Au 20e jour de grève générale, la situation en Guadeloupe semblait suspendue dimanche à la concrétisation d'un pré-accord patronat-syndicats sur les bas salaires, tandis qu'à la Martinique, le mouvement social entamé jeudi n'a pas désarmé et menaçait de s'amplifier. — Julien Tack AFP/Archives

Quelques jours avant la Saint-Valentin, Yves Jégo aurait montré aux Guadeloupéenns sa conception du rencart, selon Pierre Moscovici. Yves Jégo a quitté précipitamment le DOM ce dimanche soir alors qu'il avait promis mardi dernier qu'il resterait «le temps qu'il faudrait».

━━━━━━

Consigne de travail 1 - Traduisez en anglais la phrase suivante de l'article sur la grève en Guadeloupe : « Yves Jégo a quitté précipitamment le DOM ce dimanche soir alors qu'il avait promis mardi dernier qu'il resterait «le temps qu'il faudrait». »
Consigne de travail 2 - Reprenez l'article sur la grève en Guadeloupe après sa dernière phrase et rédigez-en la suite.

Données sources
━━━━━━

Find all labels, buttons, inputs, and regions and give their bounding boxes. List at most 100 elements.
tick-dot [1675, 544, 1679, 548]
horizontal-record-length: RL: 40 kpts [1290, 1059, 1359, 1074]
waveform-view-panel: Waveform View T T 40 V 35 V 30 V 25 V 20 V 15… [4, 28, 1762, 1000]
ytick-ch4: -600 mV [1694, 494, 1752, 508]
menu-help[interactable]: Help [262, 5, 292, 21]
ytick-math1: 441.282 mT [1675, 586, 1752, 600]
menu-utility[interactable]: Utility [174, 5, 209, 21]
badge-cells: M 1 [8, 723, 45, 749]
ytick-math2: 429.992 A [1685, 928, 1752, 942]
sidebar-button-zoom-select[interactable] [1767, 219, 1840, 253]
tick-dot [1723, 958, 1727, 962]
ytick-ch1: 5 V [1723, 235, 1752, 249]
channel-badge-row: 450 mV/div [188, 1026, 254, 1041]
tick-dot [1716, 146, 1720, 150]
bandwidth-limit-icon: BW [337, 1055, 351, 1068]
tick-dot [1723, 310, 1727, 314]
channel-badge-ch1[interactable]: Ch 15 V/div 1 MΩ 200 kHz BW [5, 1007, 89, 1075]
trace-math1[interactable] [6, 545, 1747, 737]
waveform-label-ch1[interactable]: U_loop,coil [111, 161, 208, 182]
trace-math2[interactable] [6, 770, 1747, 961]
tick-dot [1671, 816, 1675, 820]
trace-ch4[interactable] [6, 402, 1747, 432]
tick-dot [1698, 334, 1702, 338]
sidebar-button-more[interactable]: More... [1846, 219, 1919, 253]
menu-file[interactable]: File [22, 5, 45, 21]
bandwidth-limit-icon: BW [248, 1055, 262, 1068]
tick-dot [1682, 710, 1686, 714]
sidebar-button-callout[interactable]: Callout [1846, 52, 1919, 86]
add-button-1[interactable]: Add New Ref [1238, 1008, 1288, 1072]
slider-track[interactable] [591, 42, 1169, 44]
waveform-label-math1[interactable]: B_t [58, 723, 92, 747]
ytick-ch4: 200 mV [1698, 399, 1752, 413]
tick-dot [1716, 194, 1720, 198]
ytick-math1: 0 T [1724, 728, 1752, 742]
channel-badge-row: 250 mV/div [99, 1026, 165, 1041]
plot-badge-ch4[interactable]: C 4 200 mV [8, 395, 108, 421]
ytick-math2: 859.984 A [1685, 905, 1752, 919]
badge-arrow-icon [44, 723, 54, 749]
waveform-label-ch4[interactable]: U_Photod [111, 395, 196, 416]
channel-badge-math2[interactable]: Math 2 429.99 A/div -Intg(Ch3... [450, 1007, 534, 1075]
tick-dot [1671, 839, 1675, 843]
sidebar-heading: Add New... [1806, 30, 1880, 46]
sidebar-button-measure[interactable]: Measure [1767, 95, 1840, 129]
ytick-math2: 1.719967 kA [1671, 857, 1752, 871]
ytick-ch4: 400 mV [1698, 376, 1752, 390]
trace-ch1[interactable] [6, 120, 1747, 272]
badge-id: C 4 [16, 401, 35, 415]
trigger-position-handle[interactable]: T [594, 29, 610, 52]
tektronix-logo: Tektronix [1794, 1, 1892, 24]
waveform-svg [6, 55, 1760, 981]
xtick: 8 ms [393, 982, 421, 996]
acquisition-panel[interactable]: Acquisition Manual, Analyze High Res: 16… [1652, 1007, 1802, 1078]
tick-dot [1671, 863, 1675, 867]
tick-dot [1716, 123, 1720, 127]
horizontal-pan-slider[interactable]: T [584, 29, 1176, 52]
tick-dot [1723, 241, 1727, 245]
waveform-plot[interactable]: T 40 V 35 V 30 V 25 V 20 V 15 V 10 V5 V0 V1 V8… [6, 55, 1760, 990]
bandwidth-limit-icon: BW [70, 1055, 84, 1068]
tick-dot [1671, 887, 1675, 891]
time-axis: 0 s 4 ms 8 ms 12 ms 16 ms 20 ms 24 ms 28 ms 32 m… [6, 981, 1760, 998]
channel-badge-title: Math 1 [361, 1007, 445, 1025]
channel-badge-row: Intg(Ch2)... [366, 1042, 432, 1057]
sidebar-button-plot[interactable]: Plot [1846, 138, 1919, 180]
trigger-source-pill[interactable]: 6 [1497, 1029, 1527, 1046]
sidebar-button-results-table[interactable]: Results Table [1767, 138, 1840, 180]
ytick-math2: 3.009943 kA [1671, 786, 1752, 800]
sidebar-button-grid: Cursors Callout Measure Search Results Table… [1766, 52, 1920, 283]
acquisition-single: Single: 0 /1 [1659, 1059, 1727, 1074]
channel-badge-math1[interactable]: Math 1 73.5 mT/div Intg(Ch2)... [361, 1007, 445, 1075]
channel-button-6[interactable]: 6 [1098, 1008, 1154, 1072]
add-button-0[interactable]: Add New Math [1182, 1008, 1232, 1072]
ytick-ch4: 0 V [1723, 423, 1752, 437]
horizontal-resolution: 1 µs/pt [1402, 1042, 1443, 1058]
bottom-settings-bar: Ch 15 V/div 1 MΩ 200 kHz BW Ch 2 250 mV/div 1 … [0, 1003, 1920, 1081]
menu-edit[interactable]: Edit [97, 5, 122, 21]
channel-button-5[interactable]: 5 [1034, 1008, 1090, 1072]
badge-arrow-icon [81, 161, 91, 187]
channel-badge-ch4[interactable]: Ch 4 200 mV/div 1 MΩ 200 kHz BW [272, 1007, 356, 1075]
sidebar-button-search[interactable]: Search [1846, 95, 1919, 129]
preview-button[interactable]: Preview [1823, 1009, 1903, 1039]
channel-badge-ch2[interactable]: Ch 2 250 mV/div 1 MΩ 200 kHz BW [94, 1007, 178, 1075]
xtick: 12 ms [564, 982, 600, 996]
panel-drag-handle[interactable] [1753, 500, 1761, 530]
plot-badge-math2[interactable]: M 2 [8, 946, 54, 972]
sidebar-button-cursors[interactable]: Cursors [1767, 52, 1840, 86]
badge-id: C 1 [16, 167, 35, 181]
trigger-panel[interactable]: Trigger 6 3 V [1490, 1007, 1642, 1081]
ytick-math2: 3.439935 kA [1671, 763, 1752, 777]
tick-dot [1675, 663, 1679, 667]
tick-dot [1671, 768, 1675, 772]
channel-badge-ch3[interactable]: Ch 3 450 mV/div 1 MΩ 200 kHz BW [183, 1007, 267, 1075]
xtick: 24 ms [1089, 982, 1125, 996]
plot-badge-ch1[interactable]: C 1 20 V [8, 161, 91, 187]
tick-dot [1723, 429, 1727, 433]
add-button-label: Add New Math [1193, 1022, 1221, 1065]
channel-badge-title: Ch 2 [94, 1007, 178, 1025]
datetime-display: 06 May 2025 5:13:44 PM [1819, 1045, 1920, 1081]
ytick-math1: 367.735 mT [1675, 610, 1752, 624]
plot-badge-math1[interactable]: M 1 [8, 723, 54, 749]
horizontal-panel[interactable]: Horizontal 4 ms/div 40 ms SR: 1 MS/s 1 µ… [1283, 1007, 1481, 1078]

━━━━━━

Réponse 1 - Yves Jégo hastily left the overseas department this Sunday evening, even though he had promised last Tuesday that he would stay "as long as it took."

Réponse 2 -
Pierre Moscovici s'est dit sur LCI «assez choqué, surpris de ce départ». Yves Jégo «a posé un lapin à ses interlocuteurs syndicaux». «Il a prétexté qu'il avait 132 mesures prêtes et qu'il fallait finaliser la 133ème, en réalité il a été sans doute convoqué à Matignon, voire à l'Elysée parce que les choses ne sont pas si claires», a jugé le député du Doubs.

L'ex ministre socialiste a surfé sur le mécontentement local: «Il y a à la fois une dérobade par rapport à une colère populaire et syndicale et puis une incertitude sur le plan politique, c'est un loupé sérieux et j'imagine que ça va tendre considérablement la situation et en Guadeloupe et en Martinique».